Exercise => Which lines hold the word "使得DE"? Copy each of them.

+ + + + + + +

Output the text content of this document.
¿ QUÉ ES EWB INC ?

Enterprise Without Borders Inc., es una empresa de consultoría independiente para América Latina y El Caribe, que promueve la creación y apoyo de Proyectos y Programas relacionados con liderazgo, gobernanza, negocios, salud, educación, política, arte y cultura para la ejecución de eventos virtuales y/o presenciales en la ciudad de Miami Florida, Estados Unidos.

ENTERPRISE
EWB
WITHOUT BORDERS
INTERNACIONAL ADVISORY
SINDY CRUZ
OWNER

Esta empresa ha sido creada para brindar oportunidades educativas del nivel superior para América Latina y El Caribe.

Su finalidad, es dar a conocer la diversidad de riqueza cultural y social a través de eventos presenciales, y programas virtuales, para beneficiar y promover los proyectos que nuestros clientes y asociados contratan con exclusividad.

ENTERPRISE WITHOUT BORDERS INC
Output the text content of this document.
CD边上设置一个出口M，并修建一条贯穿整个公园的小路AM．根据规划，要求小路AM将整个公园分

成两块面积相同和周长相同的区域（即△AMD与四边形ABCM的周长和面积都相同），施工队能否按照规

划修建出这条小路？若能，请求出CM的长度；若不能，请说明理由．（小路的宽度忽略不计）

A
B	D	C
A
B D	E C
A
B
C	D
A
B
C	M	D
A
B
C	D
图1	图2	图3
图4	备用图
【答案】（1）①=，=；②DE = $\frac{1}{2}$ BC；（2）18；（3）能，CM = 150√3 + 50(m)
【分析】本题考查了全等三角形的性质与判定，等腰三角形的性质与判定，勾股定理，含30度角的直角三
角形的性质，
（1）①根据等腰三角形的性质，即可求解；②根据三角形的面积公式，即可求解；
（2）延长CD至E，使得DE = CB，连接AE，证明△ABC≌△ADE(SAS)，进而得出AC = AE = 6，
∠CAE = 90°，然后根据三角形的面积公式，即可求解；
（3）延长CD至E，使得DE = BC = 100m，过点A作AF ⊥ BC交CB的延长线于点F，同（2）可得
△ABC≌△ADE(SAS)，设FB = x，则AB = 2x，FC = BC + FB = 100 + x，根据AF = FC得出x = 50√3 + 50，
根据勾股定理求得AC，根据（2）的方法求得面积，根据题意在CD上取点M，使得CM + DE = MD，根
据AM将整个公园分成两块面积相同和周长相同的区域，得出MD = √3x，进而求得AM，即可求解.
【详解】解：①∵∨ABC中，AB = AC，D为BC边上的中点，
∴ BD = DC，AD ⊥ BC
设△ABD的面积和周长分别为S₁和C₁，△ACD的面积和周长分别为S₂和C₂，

+ + + + + + +

Answer to the problem =>
（2）延长CD至E，使得DE = CB，连接AE，证明△ABC≌△ADE(SAS)，进而得出AC = AE = 6，
（3）延长CD至E，使得DE = BC = 100m，过点A作AF ⊥ BC交CB的延长线于点F，同（2）可得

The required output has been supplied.